*GOAL*:
In the listing below, find every line containing "Europe" and copy it out.

________________________________________

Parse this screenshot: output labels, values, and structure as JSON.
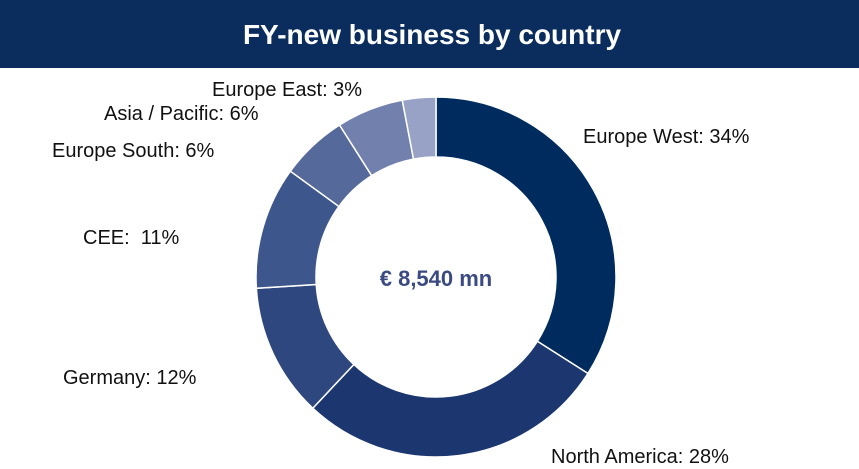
{
  "chart_data": {
    "type": "donut",
    "title": "FY-new business by country",
    "center_label": "€ 8,540 mn",
    "values": [
      34,
      28,
      12,
      11,
      6,
      6,
      3
    ],
    "value_labels": [
      "Europe West: 34%",
      "North America: 28%",
      "Germany: 12%",
      "CEE:  11%",
      "Europe South: 6%",
      "Asia / Pacific: 6%",
      "Europe East: 3%"
    ],
    "colors": [
      "#002b5e",
      "#1c3770",
      "#2e477e",
      "#3d568c",
      "#56699b",
      "#7180ad",
      "#98a2c6"
    ]
  }
}
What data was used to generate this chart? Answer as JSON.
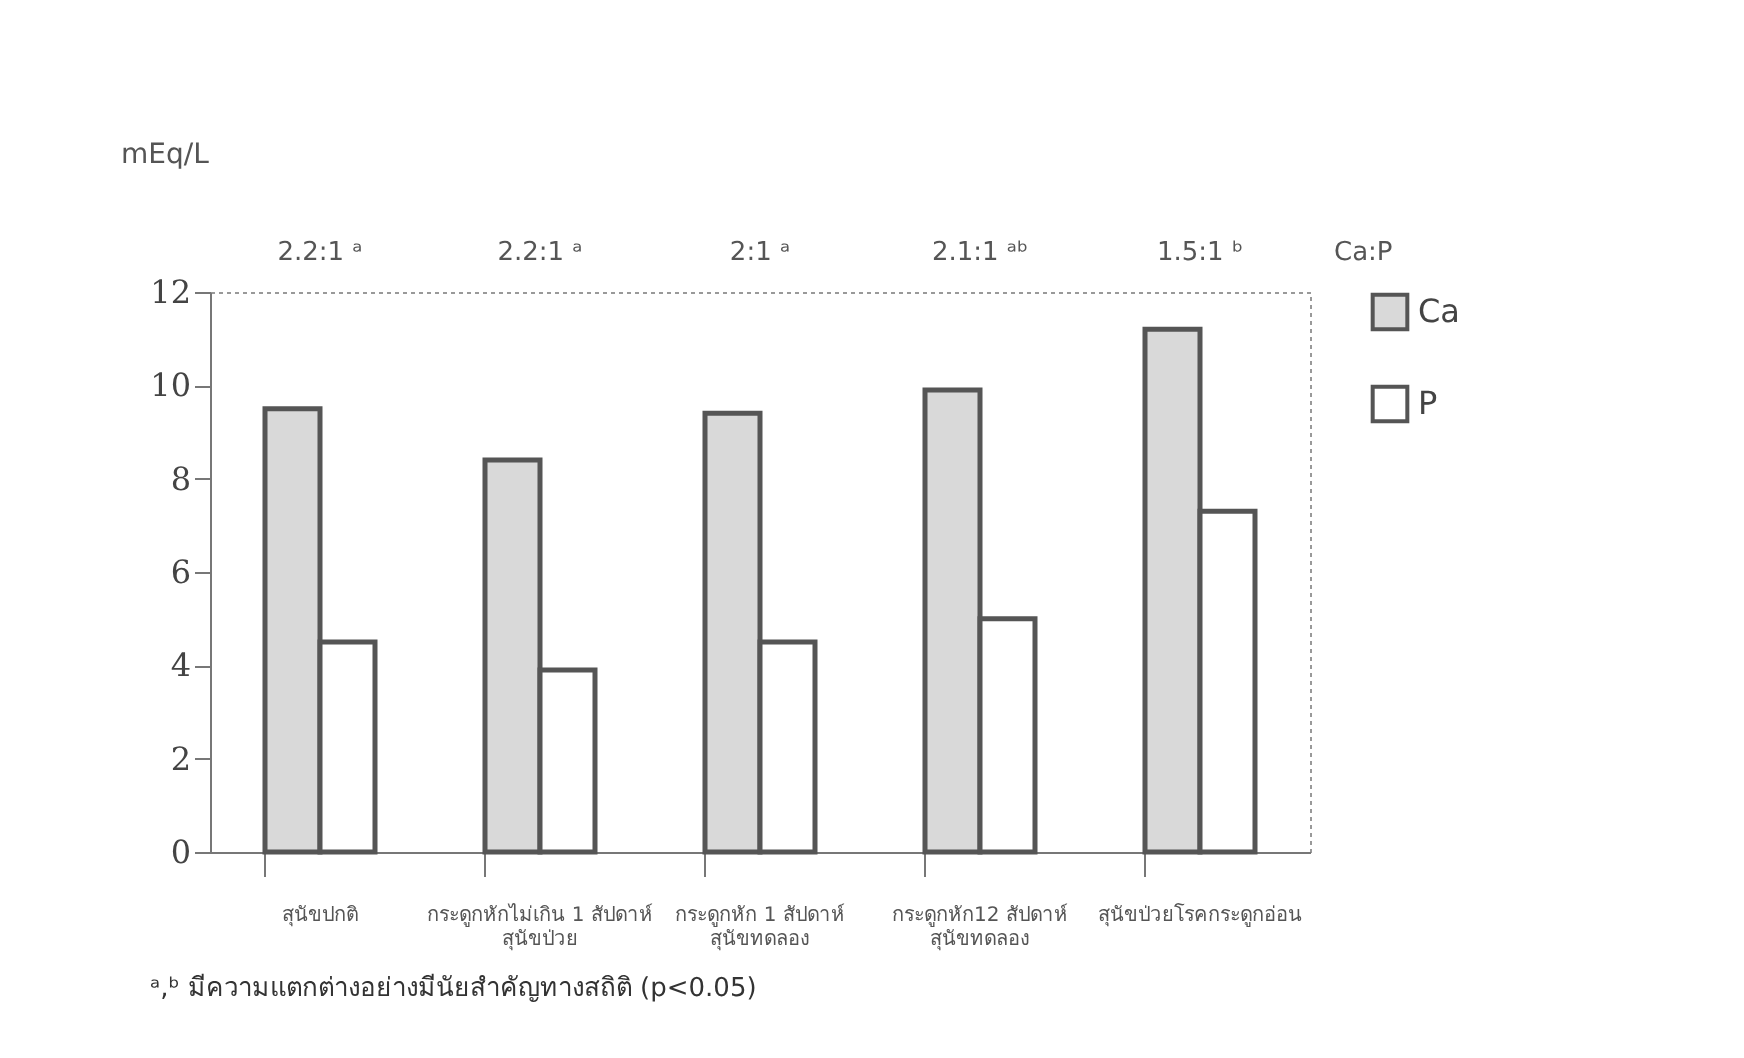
{
  "chart_data": {
    "type": "bar",
    "ylabel": "mEq/L",
    "categories": [
      "สุนัขปกติ",
      "กระดูกหักไม่เกิน 1 สัปดาห์\nสุนัขป่วย",
      "กระดูกหัก 1 สัปดาห์\nสุนัขทดลอง",
      "กระดูกหัก12 สัปดาห์\nสุนัขทดลอง",
      "สุนัขป่วยโรคกระดูกอ่อน"
    ],
    "series": [
      {
        "name": "Ca",
        "color": "#d9d9d9",
        "values": [
          9.5,
          8.4,
          9.4,
          9.9,
          11.2
        ]
      },
      {
        "name": "P",
        "color": "#ffffff",
        "values": [
          4.5,
          3.9,
          4.5,
          5.0,
          7.3
        ]
      }
    ],
    "ylim": [
      0,
      12
    ],
    "yticks": [
      0,
      2,
      4,
      6,
      8,
      10,
      12
    ],
    "grid": false,
    "legend": "right",
    "annotations": [
      "2.2:1 ᵃ",
      "2.2:1 ᵃ",
      "2:1 ᵃ",
      "2.1:1 ᵃᵇ",
      "1.5:1 ᵇ",
      "Ca:P",
      "ᵃ,ᵇ มีความแตกต่างอย่างมีนัยสำคัญทางสถิติ (p<0.05)"
    ]
  }
}
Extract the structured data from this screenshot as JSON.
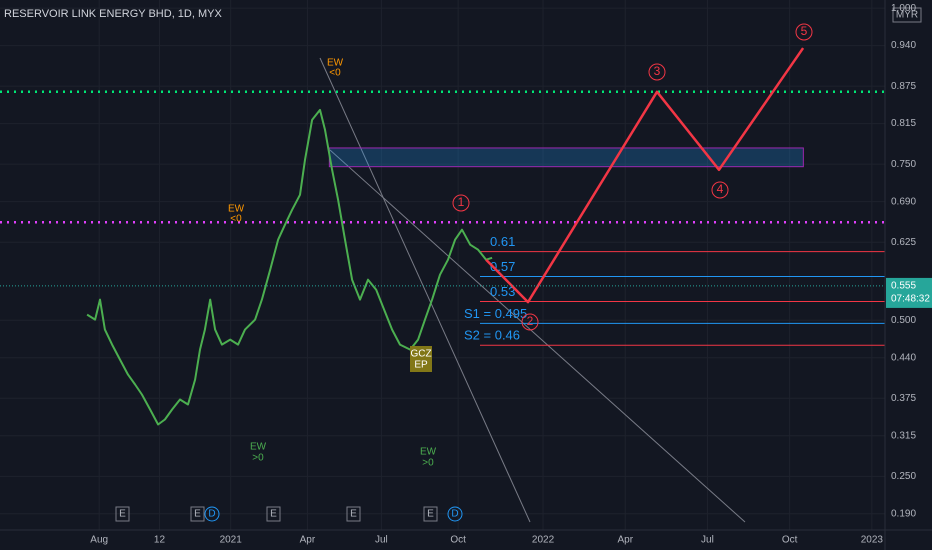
{
  "chart_data": {
    "type": "line",
    "title": "RESERVOIR LINK ENERGY BHD, 1D, MYX",
    "currency": "MYR",
    "xlim": [
      4.18,
      36.48
    ],
    "xticks": [
      {
        "value": 7.8,
        "label": "Aug"
      },
      {
        "value": 10.0,
        "label": "12"
      },
      {
        "value": 12.6,
        "label": "2021"
      },
      {
        "value": 15.4,
        "label": "Apr"
      },
      {
        "value": 18.1,
        "label": "Jul"
      },
      {
        "value": 20.9,
        "label": "Oct"
      },
      {
        "value": 24,
        "label": "2022"
      },
      {
        "value": 27,
        "label": "Apr"
      },
      {
        "value": 30,
        "label": "Jul"
      },
      {
        "value": 33,
        "label": "Oct"
      },
      {
        "value": 36,
        "label": "2023"
      }
    ],
    "ylim": [
      0.164,
      1.013
    ],
    "yticks": [
      {
        "value": 0.19,
        "label": "0.190"
      },
      {
        "value": 0.25,
        "label": "0.250"
      },
      {
        "value": 0.315,
        "label": "0.315"
      },
      {
        "value": 0.375,
        "label": "0.375"
      },
      {
        "value": 0.44,
        "label": "0.440"
      },
      {
        "value": 0.5,
        "label": "0.500"
      },
      {
        "value": 0.625,
        "label": "0.625"
      },
      {
        "value": 0.69,
        "label": "0.690"
      },
      {
        "value": 0.75,
        "label": "0.750"
      },
      {
        "value": 0.815,
        "label": "0.815"
      },
      {
        "value": 0.875,
        "label": "0.875"
      },
      {
        "value": 0.94,
        "label": "0.940"
      },
      {
        "value": 1.0,
        "label": "1.000"
      }
    ],
    "grid": true,
    "series": [
      {
        "color": "#4caf50",
        "x": [
          7.36,
          7.65,
          7.83,
          8.01,
          8.27,
          8.56,
          8.85,
          9.11,
          9.36,
          9.66,
          9.95,
          10.2,
          10.46,
          10.75,
          11.04,
          11.3,
          11.48,
          11.66,
          11.85,
          12.03,
          12.28,
          12.58,
          12.87,
          13.12,
          13.49,
          13.74,
          14.04,
          14.33,
          14.58,
          14.84,
          15.13,
          15.31,
          15.57,
          15.86,
          16.04,
          16.3,
          16.52,
          16.77,
          17.03,
          17.32,
          17.61,
          17.91,
          18.2,
          18.49,
          18.78,
          19.15,
          19.44,
          19.69,
          19.95,
          20.24,
          20.53,
          20.79,
          21.04,
          21.34,
          21.63,
          21.92,
          22.14
        ],
        "values": [
          0.509,
          0.501,
          0.533,
          0.485,
          0.461,
          0.437,
          0.413,
          0.397,
          0.381,
          0.357,
          0.333,
          0.341,
          0.357,
          0.373,
          0.365,
          0.405,
          0.453,
          0.485,
          0.533,
          0.485,
          0.461,
          0.469,
          0.461,
          0.485,
          0.501,
          0.533,
          0.581,
          0.629,
          0.653,
          0.677,
          0.701,
          0.757,
          0.821,
          0.837,
          0.805,
          0.741,
          0.693,
          0.629,
          0.565,
          0.533,
          0.565,
          0.549,
          0.517,
          0.485,
          0.461,
          0.453,
          0.469,
          0.501,
          0.533,
          0.573,
          0.597,
          0.629,
          0.645,
          0.621,
          0.613,
          0.597,
          0.6
        ]
      },
      {
        "color": "#f23645",
        "x": [
          21.92,
          23.45,
          28.16,
          30.42,
          33.49
        ],
        "values": [
          0.597,
          0.529,
          0.866,
          0.741,
          0.936
        ]
      }
    ],
    "wave_labels": [
      "1",
      "2",
      "3",
      "4",
      "5"
    ],
    "levels": [
      {
        "value": 0.866,
        "color": "#00e676"
      },
      {
        "value": 0.657,
        "color": "#e040fb"
      }
    ],
    "pivots": [
      {
        "label": "0.61",
        "value": 0.61,
        "color": "#f23645"
      },
      {
        "label": "0.57",
        "value": 0.57,
        "color": "#2196f3"
      },
      {
        "label": "0.53",
        "value": 0.53,
        "color": "#f23645"
      },
      {
        "label": "S1 = 0.495",
        "value": 0.495,
        "color": "#2196f3"
      },
      {
        "label": "S2 = 0.46",
        "value": 0.46,
        "color": "#f23645"
      }
    ],
    "zone": {
      "from": 0.746,
      "to": 0.776,
      "x": [
        16.2,
        33.5
      ]
    },
    "last_price": {
      "value": 0.555,
      "label": "0.555",
      "countdown": "07:48:32"
    },
    "annotations": [
      "EW",
      "<0",
      "EW",
      "<0",
      "EW",
      ">0",
      "EW",
      ">0",
      "GCZ",
      "EP"
    ],
    "earnings_label": "E",
    "dividend_label": "D"
  }
}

________________________________________

*SOLUTION FOR THIS TASK*:
      "Europe West: 34%",
      "Europe South: 6%",
      "Europe East: 3%"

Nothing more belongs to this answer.